> _Stated problem_: Pictures do not belong in the copy; quote every entry below exactly.

+ + + + +

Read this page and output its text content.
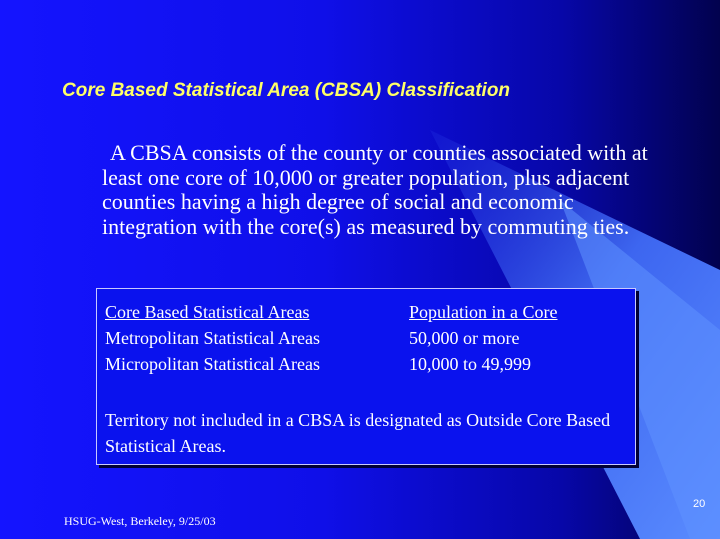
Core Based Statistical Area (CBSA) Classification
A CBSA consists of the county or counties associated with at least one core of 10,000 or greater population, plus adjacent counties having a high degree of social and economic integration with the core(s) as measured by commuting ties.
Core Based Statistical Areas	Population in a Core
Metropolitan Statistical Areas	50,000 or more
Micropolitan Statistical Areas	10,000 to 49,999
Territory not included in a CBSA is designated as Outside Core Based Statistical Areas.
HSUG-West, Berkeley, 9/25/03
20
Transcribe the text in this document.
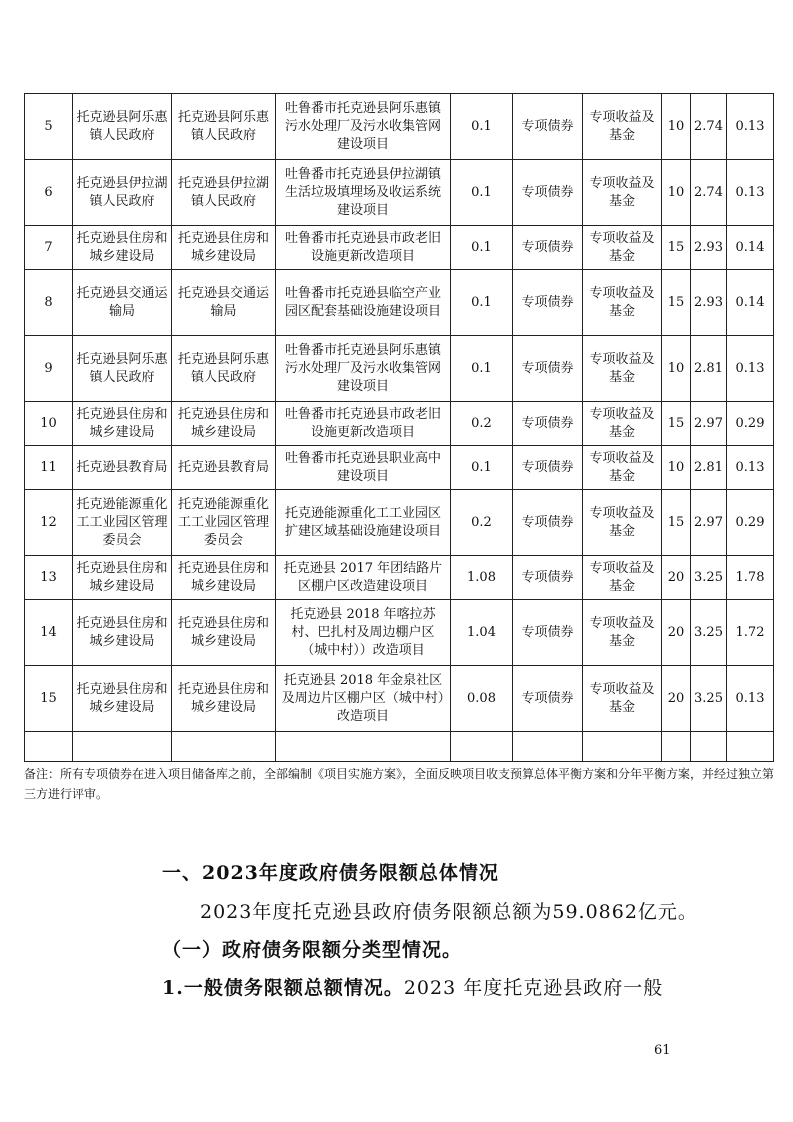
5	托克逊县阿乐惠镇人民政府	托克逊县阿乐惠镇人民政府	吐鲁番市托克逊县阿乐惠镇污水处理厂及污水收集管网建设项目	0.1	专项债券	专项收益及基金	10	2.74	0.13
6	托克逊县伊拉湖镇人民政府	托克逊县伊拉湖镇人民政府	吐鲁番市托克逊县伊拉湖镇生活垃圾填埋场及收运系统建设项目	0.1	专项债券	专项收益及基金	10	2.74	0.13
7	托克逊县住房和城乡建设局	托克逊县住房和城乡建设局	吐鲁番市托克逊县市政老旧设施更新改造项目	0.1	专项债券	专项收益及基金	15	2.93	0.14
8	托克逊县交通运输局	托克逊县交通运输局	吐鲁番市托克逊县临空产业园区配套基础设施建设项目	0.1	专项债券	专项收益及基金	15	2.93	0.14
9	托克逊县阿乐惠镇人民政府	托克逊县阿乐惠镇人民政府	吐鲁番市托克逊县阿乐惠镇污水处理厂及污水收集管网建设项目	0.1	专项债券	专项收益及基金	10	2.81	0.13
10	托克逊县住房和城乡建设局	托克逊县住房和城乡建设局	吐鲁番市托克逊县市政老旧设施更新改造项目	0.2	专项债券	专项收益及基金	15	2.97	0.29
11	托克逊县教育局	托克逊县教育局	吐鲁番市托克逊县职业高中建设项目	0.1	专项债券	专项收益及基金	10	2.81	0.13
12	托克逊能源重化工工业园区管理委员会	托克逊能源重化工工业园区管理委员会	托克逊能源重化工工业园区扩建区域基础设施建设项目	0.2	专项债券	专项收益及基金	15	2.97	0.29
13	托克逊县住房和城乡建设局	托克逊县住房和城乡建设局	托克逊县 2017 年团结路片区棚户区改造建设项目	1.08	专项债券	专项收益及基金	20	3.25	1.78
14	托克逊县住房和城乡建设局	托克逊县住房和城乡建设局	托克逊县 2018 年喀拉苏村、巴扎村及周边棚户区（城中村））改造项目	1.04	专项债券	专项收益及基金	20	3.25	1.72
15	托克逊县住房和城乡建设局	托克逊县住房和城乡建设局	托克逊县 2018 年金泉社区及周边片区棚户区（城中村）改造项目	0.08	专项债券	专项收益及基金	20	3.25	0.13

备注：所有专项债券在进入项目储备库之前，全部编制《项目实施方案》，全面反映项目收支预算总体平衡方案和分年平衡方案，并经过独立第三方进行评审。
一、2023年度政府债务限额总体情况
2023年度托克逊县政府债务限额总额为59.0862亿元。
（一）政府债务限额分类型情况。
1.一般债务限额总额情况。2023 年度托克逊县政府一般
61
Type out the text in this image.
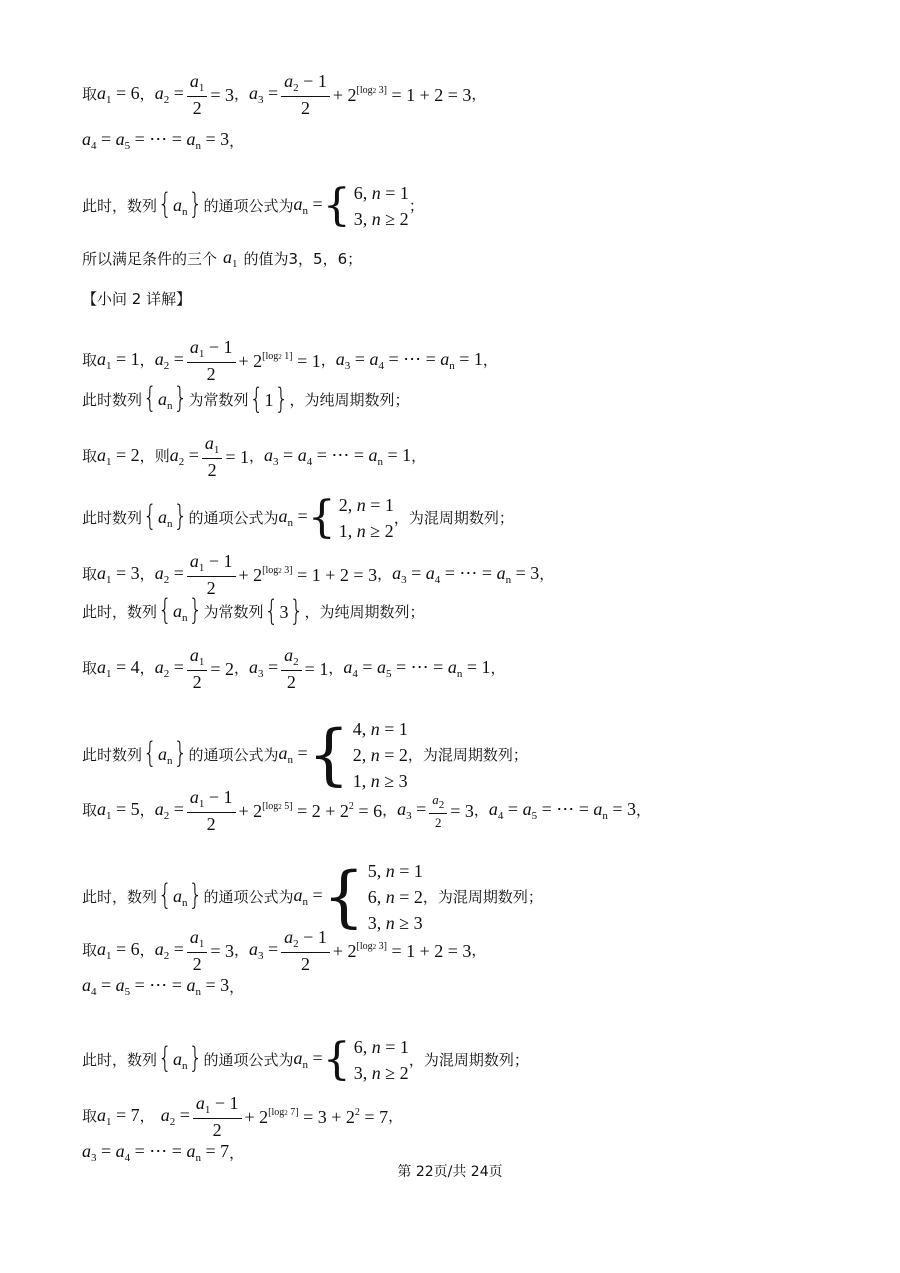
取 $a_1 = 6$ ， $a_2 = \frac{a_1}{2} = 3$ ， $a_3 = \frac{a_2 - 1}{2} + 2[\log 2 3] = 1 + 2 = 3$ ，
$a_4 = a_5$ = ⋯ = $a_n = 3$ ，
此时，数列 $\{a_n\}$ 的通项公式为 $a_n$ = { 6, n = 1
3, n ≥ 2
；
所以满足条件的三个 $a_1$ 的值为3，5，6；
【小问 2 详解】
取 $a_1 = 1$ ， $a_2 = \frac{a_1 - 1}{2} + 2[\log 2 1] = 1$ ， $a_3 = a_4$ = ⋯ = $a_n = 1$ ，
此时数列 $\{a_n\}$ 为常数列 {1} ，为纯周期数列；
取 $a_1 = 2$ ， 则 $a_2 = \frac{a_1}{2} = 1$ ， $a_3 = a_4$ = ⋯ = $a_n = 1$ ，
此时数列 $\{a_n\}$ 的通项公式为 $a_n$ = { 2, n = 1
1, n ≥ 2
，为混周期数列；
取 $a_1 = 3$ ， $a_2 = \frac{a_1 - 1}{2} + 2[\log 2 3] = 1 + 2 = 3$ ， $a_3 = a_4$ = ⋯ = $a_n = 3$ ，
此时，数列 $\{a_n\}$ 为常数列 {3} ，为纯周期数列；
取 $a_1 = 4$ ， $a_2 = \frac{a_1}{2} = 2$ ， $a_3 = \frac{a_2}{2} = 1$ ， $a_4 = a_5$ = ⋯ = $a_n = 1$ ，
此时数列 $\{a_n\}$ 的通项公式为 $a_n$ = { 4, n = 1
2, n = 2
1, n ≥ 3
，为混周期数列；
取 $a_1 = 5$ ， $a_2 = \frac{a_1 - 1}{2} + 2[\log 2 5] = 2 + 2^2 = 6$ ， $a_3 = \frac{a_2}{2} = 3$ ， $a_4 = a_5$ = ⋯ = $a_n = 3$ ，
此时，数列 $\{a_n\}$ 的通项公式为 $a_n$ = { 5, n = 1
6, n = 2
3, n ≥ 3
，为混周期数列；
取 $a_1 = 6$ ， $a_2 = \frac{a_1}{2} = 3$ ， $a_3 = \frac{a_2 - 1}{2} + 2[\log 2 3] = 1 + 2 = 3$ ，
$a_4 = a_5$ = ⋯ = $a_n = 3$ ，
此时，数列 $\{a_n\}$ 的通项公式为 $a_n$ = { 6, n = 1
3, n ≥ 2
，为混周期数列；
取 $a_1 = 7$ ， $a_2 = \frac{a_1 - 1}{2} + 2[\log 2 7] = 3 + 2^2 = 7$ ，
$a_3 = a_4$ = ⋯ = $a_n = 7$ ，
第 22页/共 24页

+ + + + +

> _Task output_:
Read this page and output its text content.
Core Based Statistical Area (CBSA) Classification
A CBSA consists of the county or counties associated with at least one core of 10,000 or greater population, plus adjacent counties having a high degree of social and economic integration with the core(s) as measured by commuting ties.
Core Based Statistical Areas	Population in a Core
Metropolitan Statistical Areas	50,000 or more
Micropolitan Statistical Areas	10,000 to 49,999
Territory not included in a CBSA is designated as Outside Core Based Statistical Areas.
HSUG-West, Berkeley, 9/25/03
20
Transcribe the text in this document.
5	托克逊县阿乐惠镇人民政府	托克逊县阿乐惠镇人民政府	吐鲁番市托克逊县阿乐惠镇污水处理厂及污水收集管网建设项目	0.1	专项债券	专项收益及基金	10	2.74	0.13
6	托克逊县伊拉湖镇人民政府	托克逊县伊拉湖镇人民政府	吐鲁番市托克逊县伊拉湖镇生活垃圾填埋场及收运系统建设项目	0.1	专项债券	专项收益及基金	10	2.74	0.13
7	托克逊县住房和城乡建设局	托克逊县住房和城乡建设局	吐鲁番市托克逊县市政老旧设施更新改造项目	0.1	专项债券	专项收益及基金	15	2.93	0.14
8	托克逊县交通运输局	托克逊县交通运输局	吐鲁番市托克逊县临空产业园区配套基础设施建设项目	0.1	专项债券	专项收益及基金	15	2.93	0.14
9	托克逊县阿乐惠镇人民政府	托克逊县阿乐惠镇人民政府	吐鲁番市托克逊县阿乐惠镇污水处理厂及污水收集管网建设项目	0.1	专项债券	专项收益及基金	10	2.81	0.13
10	托克逊县住房和城乡建设局	托克逊县住房和城乡建设局	吐鲁番市托克逊县市政老旧设施更新改造项目	0.2	专项债券	专项收益及基金	15	2.97	0.29
11	托克逊县教育局	托克逊县教育局	吐鲁番市托克逊县职业高中建设项目	0.1	专项债券	专项收益及基金	10	2.81	0.13
12	托克逊能源重化工工业园区管理委员会	托克逊能源重化工工业园区管理委员会	托克逊能源重化工工业园区扩建区域基础设施建设项目	0.2	专项债券	专项收益及基金	15	2.97	0.29
13	托克逊县住房和城乡建设局	托克逊县住房和城乡建设局	托克逊县 2017 年团结路片区棚户区改造建设项目	1.08	专项债券	专项收益及基金	20	3.25	1.78
14	托克逊县住房和城乡建设局	托克逊县住房和城乡建设局	托克逊县 2018 年喀拉苏村、巴扎村及周边棚户区（城中村））改造项目	1.04	专项债券	专项收益及基金	20	3.25	1.72
15	托克逊县住房和城乡建设局	托克逊县住房和城乡建设局	托克逊县 2018 年金泉社区及周边片区棚户区（城中村）改造项目	0.08	专项债券	专项收益及基金	20	3.25	0.13

备注：所有专项债券在进入项目储备库之前，全部编制《项目实施方案》，全面反映项目收支预算总体平衡方案和分年平衡方案，并经过独立第三方进行评审。
一、2023年度政府债务限额总体情况
2023年度托克逊县政府债务限额总额为59.0862亿元。
（一）政府债务限额分类型情况。
1.一般债务限额总额情况。2023 年度托克逊县政府一般
61
Type out the text in this image.
取 $a_1 = 6$ ， $a_2 = \frac{a_1}{2} = 3$ ， $a_3 = \frac{a_2 - 1}{2} + 2[\log 2 3] = 1 + 2 = 3$ ，
$a_4 = a_5$ = ⋯ = $a_n = 3$ ，
此时，数列 $\{a_n\}$ 的通项公式为 $a_n$ = { 6, n = 1
3, n ≥ 2
；
所以满足条件的三个 $a_1$ 的值为3，5，6；
【小问 2 详解】
取 $a_1 = 1$ ， $a_2 = \frac{a_1 - 1}{2} + 2[\log 2 1] = 1$ ， $a_3 = a_4$ = ⋯ = $a_n = 1$ ，
此时数列 $\{a_n\}$ 为常数列 {1} ，为纯周期数列；
取 $a_1 = 2$ ， 则 $a_2 = \frac{a_1}{2} = 1$ ， $a_3 = a_4$ = ⋯ = $a_n = 1$ ，
此时数列 $\{a_n\}$ 的通项公式为 $a_n$ = { 2, n = 1
1, n ≥ 2
，为混周期数列；
取 $a_1 = 3$ ， $a_2 = \frac{a_1 - 1}{2} + 2[\log 2 3] = 1 + 2 = 3$ ， $a_3 = a_4$ = ⋯ = $a_n = 3$ ，
此时，数列 $\{a_n\}$ 为常数列 {3} ，为纯周期数列；
取 $a_1 = 4$ ， $a_2 = \frac{a_1}{2} = 2$ ， $a_3 = \frac{a_2}{2} = 1$ ， $a_4 = a_5$ = ⋯ = $a_n = 1$ ，
此时数列 $\{a_n\}$ 的通项公式为 $a_n$ = { 4, n = 1
2, n = 2
1, n ≥ 3
，为混周期数列；
取 $a_1 = 5$ ， $a_2 = \frac{a_1 - 1}{2} + 2[\log 2 5] = 2 + 2^2 = 6$ ， $a_3 = \frac{a_2}{2} = 3$ ， $a_4 = a_5$ = ⋯ = $a_n = 3$ ，
此时，数列 $\{a_n\}$ 的通项公式为 $a_n$ = { 5, n = 1
6, n = 2
3, n ≥ 3
，为混周期数列；
取 $a_1 = 6$ ， $a_2 = \frac{a_1}{2} = 3$ ， $a_3 = \frac{a_2 - 1}{2} + 2[\log 2 3] = 1 + 2 = 3$ ，
$a_4 = a_5$ = ⋯ = $a_n = 3$ ，
此时，数列 $\{a_n\}$ 的通项公式为 $a_n$ = { 6, n = 1
3, n ≥ 2
，为混周期数列；
取 $a_1 = 7$ ， $a_2 = \frac{a_1 - 1}{2} + 2[\log 2 7] = 3 + 2^2 = 7$ ，
$a_3 = a_4$ = ⋯ = $a_n = 7$ ，
第 22页/共 24页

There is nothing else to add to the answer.